What is asked: Below are records; reproduce exactly the lines from the one containing "Enumerate this screenshot's" through the end, both included, and only those.

Data items:
[start]

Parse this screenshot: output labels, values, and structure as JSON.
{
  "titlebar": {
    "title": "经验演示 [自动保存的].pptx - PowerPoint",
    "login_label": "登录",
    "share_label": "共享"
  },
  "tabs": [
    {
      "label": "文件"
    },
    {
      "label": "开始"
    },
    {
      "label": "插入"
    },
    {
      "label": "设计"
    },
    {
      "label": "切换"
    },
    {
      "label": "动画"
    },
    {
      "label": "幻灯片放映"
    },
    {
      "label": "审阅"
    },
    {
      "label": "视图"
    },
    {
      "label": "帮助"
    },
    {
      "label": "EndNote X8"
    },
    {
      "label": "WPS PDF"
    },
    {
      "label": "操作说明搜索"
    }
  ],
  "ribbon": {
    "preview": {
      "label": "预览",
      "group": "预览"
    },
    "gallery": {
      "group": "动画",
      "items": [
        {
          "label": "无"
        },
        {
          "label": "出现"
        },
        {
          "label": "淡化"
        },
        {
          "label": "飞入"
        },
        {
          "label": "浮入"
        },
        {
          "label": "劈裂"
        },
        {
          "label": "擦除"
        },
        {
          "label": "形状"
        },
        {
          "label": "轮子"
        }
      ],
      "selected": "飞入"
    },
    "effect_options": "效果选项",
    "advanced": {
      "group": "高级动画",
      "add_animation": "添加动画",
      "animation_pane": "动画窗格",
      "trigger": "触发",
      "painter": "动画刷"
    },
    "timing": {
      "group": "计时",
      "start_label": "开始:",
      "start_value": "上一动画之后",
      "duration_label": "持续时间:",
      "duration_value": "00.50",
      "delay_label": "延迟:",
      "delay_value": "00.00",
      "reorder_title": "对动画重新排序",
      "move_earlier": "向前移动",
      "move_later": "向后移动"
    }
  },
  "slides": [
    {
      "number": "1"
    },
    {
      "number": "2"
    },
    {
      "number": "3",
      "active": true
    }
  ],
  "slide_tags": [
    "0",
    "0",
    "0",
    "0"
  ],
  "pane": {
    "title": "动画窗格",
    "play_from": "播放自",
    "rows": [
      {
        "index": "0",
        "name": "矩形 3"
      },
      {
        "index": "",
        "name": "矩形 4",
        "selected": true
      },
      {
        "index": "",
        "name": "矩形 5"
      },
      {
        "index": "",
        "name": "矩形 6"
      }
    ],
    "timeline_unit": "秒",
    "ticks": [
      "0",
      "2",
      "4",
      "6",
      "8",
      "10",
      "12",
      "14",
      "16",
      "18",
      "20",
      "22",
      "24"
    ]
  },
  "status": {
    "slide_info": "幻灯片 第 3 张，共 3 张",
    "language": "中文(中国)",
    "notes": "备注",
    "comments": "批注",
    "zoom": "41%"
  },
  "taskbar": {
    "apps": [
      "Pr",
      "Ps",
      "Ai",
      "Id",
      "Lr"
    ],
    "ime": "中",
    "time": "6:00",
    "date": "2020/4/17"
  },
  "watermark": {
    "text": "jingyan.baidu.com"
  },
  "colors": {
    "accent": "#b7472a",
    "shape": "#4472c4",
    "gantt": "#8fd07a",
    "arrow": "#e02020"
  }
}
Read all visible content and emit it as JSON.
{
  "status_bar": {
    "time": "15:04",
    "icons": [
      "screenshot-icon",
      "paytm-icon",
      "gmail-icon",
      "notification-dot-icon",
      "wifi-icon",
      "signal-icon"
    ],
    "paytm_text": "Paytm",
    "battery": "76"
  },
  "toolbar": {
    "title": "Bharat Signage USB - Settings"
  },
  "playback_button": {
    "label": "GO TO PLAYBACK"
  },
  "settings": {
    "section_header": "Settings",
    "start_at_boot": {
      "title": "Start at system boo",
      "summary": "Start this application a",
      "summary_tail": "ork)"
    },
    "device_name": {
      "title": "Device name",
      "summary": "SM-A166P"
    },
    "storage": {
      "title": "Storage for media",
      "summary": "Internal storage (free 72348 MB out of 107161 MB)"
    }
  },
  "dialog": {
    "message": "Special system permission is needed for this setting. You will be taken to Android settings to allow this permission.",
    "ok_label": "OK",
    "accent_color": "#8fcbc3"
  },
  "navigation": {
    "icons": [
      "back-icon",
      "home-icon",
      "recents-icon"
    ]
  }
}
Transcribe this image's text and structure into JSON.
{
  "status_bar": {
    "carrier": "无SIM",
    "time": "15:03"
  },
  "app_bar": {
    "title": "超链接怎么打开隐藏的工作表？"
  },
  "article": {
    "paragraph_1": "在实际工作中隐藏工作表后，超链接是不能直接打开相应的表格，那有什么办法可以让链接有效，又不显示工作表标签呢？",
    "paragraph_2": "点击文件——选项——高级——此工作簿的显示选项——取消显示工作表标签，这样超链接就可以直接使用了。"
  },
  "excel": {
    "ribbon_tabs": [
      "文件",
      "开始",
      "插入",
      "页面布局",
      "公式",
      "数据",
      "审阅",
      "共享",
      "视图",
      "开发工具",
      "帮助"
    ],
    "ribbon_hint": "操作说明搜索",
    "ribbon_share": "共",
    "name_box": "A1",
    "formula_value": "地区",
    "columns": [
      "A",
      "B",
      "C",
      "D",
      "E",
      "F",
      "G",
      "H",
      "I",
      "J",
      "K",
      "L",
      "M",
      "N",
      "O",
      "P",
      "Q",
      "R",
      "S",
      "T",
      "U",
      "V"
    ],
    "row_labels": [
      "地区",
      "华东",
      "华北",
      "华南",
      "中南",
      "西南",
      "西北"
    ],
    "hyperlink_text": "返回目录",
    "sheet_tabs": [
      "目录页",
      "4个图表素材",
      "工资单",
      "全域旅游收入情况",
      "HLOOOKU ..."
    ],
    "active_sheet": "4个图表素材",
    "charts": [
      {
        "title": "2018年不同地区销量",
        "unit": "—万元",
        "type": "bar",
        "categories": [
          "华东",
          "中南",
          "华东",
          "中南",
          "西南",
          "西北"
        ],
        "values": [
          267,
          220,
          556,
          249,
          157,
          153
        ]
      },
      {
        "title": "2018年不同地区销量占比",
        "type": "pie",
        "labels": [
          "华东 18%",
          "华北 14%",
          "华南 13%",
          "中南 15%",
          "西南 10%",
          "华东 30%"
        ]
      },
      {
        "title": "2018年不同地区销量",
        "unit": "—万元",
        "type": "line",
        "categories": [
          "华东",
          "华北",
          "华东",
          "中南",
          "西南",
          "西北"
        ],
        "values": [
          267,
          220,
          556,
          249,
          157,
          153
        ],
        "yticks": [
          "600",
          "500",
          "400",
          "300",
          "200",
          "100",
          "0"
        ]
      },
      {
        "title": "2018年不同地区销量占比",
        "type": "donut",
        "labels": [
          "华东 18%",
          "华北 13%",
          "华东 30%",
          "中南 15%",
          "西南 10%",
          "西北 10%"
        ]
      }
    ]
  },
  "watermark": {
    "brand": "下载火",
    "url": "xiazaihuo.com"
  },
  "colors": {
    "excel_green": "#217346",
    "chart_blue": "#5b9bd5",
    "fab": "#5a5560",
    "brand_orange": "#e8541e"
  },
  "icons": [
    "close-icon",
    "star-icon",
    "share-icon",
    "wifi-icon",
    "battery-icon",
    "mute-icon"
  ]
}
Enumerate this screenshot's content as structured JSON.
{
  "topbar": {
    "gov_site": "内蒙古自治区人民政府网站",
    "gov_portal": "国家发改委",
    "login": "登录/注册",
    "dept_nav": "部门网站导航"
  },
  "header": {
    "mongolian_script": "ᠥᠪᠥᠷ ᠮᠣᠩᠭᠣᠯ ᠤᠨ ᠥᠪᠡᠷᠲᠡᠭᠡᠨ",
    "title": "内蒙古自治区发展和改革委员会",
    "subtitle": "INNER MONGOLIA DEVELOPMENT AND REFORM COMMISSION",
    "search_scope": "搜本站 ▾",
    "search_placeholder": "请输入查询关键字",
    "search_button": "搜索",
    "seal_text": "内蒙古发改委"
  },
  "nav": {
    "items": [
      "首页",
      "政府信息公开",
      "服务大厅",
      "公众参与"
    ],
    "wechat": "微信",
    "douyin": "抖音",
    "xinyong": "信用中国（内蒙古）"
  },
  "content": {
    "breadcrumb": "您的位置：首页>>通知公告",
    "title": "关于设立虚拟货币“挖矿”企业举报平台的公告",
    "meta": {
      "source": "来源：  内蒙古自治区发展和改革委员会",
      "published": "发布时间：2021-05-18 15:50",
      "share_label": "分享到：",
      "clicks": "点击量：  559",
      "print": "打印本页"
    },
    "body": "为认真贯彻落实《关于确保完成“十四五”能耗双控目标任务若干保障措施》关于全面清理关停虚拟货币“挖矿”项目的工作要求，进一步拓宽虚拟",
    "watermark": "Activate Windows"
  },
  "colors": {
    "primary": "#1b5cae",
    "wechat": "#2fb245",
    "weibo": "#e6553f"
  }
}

[end]

Written response:
Enumerate this screenshot's content as structured JSON.
{
  "topbar": {
    "gov_site": "内蒙古自治区人民政府网站",
    "gov_portal": "国家发改委",
    "login": "登录/注册",
    "dept_nav": "部门网站导航"
  },
  "header": {
    "mongolian_script": "ᠥᠪᠥᠷ ᠮᠣᠩᠭᠣᠯ ᠤᠨ ᠥᠪᠡᠷᠲᠡᠭᠡᠨ",
    "title": "内蒙古自治区发展和改革委员会",
    "subtitle": "INNER MONGOLIA DEVELOPMENT AND REFORM COMMISSION",
    "search_scope": "搜本站 ▾",
    "search_placeholder": "请输入查询关键字",
    "search_button": "搜索",
    "seal_text": "内蒙古发改委"
  },
  "nav": {
    "items": [
      "首页",
      "政府信息公开",
      "服务大厅",
      "公众参与"
    ],
    "wechat": "微信",
    "douyin": "抖音",
    "xinyong": "信用中国（内蒙古）"
  },
  "content": {
    "breadcrumb": "您的位置：首页>>通知公告",
    "title": "关于设立虚拟货币“挖矿”企业举报平台的公告",
    "meta": {
      "source": "来源：  内蒙古自治区发展和改革委员会",
      "published": "发布时间：2021-05-18 15:50",
      "share_label": "分享到：",
      "clicks": "点击量：  559",
      "print": "打印本页"
    },
    "body": "为认真贯彻落实《关于确保完成“十四五”能耗双控目标任务若干保障措施》关于全面清理关停虚拟货币“挖矿”项目的工作要求，进一步拓宽虚拟",
    "watermark": "Activate Windows"
  },
  "colors": {
    "primary": "#1b5cae",
    "wechat": "#2fb245",
    "weibo": "#e6553f"
  }
}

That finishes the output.